■ Tarefa escrita A ■
Imprima sem qualquer alteração as linhas de dados fornecidas, desde a linha que contém "309, 264, 319]" até à linha que contém "104, 148, 116]", inclusive.

■ Excerto de texto ■
O governo marroquino perdeu o “braço de ferro” com a ONU ao
rejeitar o enviado pessoal do Secretário-Geral, o americano Christopher Ross,
disseram analistas.
Este fim-de-semana passado, Ban Ki-Moon confirmou Ross no
cargo e telefonou ao rei Mohamed VI de Marrocos para "reafirmar que o seu Enviado
Pessoal e seu novo Representante Especial (o alemão Wolfgang Weisbrod-Weber,
nomeado em junho) cumprirão os seus respetivos mandatos para promover o
processo de negociação e incentivar a melhoria de relações marroquino-argelinas".
Em maio, o governo marroquino anunciou que "retirava a
sua confiança" em Ross devido ao que qualificava de "comportamento
desequilibrado e tendencioso" (supostamente contrário à tese de Rabat), e
desde então os media marroquinos davam como certo a sua substituição por uma
figura de renome internacional, para o que chegaram a aventar nomes como o do
norte-americano Colin Powell.
Embora os porta-vozes do secretário-geral tivessem, por várias
vezes, deixado claro que Ban continuava a contar com Ross, o governo marroquino
continuou a criticar o diplomata, mas o telefonema do Secretário-Geral acaba de
vez com a controvérsia.

■ Tarefa escrita B ■
Segundo o texto sobre o enviado Christopher Ross, quem é o novo Representante Especial nomeado em junho?

[Itens armazenados do conjunto de dados]
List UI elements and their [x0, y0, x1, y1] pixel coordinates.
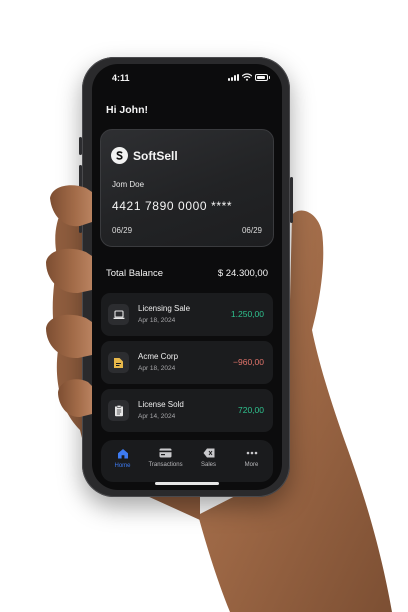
transaction-amount: 1.250,00	[230, 309, 264, 319]
tab-label: Sales	[200, 462, 216, 468]
transaction-row[interactable]: Licensing Sale Apr 18, 2024 1.250,00	[101, 293, 273, 336]
laptop-icon	[108, 304, 129, 325]
signal-icon	[228, 73, 239, 81]
tab-label: Home	[114, 463, 131, 469]
document-icon	[108, 400, 129, 421]
folder-icon	[108, 352, 129, 373]
transaction-title: Acme Corp	[138, 352, 179, 361]
phone-screen: 4:11 Hi John! SoftSell Jom Doe 4421 7890…	[92, 64, 282, 490]
brand-name: SoftSell	[133, 148, 178, 163]
battery-icon	[255, 73, 270, 81]
status-time: 4:11	[112, 73, 130, 83]
wifi-icon	[242, 73, 252, 81]
softsell-logo-icon	[111, 147, 128, 164]
card-expiry: 06/29	[112, 226, 133, 235]
tab-label: More	[244, 462, 259, 468]
card-number: 4421 7890 0000 ****	[112, 199, 233, 213]
transaction-date: Apr 14, 2024	[138, 413, 176, 420]
card-expiry-secondary: 06/29	[241, 226, 262, 235]
transaction-amount: 720,00	[238, 405, 264, 415]
home-icon	[117, 449, 128, 459]
transaction-title: License Sold	[138, 400, 184, 409]
transaction-date: Apr 18, 2024	[138, 365, 176, 372]
tab-label: Transactions	[148, 462, 183, 468]
payment-card[interactable]: SoftSell Jom Doe 4421 7890 0000 **** 06/…	[100, 129, 274, 247]
card-brand: SoftSell	[111, 147, 178, 164]
card-holder-name: Jom Doe	[112, 180, 145, 189]
transaction-row[interactable]: Acme Corp Apr 18, 2024 −960,00	[101, 341, 273, 384]
tab-sales[interactable]: Sales	[187, 440, 230, 482]
status-icons	[228, 73, 270, 81]
greeting: Hi John!	[106, 104, 148, 116]
tab-more[interactable]: More	[230, 440, 273, 482]
tab-transactions[interactable]: Transactions	[144, 440, 187, 482]
transaction-date: Apr 18, 2024	[138, 317, 176, 324]
card-icon	[159, 448, 172, 458]
transaction-title: Licensing Sale	[138, 304, 191, 313]
home-indicator	[155, 482, 219, 485]
tab-home[interactable]: Home	[101, 440, 144, 482]
more-icon	[246, 451, 257, 455]
total-balance-value: $ 24.300,00	[217, 268, 268, 279]
tag-icon	[203, 448, 214, 458]
transaction-amount: −960,00	[233, 357, 264, 367]
total-balance-label: Total Balance	[106, 268, 164, 279]
bottom-tab-bar: Home Transactions Sales More	[101, 440, 273, 482]
transaction-row[interactable]: License Sold Apr 14, 2024 720,00	[101, 389, 273, 432]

■ Resultado da tarefa A ■
transaction-amount: 1.250,00	[230, 309, 264, 319]
tab-label: Sales	[200, 462, 216, 468]
transaction-row[interactable]: Licensing Sale Apr 18, 2024 1.250,00	[101, 293, 273, 336]
laptop-icon	[108, 304, 129, 325]
signal-icon	[228, 73, 239, 81]
tab-label: Home	[114, 463, 131, 469]
document-icon	[108, 400, 129, 421]
folder-icon	[108, 352, 129, 373]
transaction-title: Acme Corp	[138, 352, 179, 361]
phone-screen: 4:11 Hi John! SoftSell Jom Doe 4421 7890…	[92, 64, 282, 490]
brand-name: SoftSell	[133, 148, 178, 163]
battery-icon	[255, 73, 270, 81]
status-time: 4:11	[112, 73, 130, 83]
wifi-icon	[242, 73, 252, 81]
softsell-logo-icon	[111, 147, 128, 164]
card-expiry: 06/29	[112, 226, 133, 235]
tab-label: More	[244, 462, 259, 468]
card-number: 4421 7890 0000 ****	[112, 199, 233, 213]
transaction-date: Apr 14, 2024	[138, 413, 176, 420]
card-expiry-secondary: 06/29	[241, 226, 262, 235]
transaction-amount: 720,00	[238, 405, 264, 415]
home-icon	[117, 449, 128, 459]
transaction-title: License Sold	[138, 400, 184, 409]
transaction-date: Apr 18, 2024	[138, 365, 176, 372]
tab-label: Transactions	[148, 462, 183, 468]
payment-card[interactable]: SoftSell Jom Doe 4421 7890 0000 **** 06/…	[100, 129, 274, 247]
card-brand: SoftSell	[111, 147, 178, 164]
card-holder-name: Jom Doe	[112, 180, 145, 189]
transaction-row[interactable]: Acme Corp Apr 18, 2024 −960,00	[101, 341, 273, 384]
tab-sales[interactable]: Sales	[187, 440, 230, 482]
status-icons	[228, 73, 270, 81]
greeting: Hi John!	[106, 104, 148, 116]

■ Resultado da tarefa B ■
O alemão Wolfgang Weisbrod-Weber.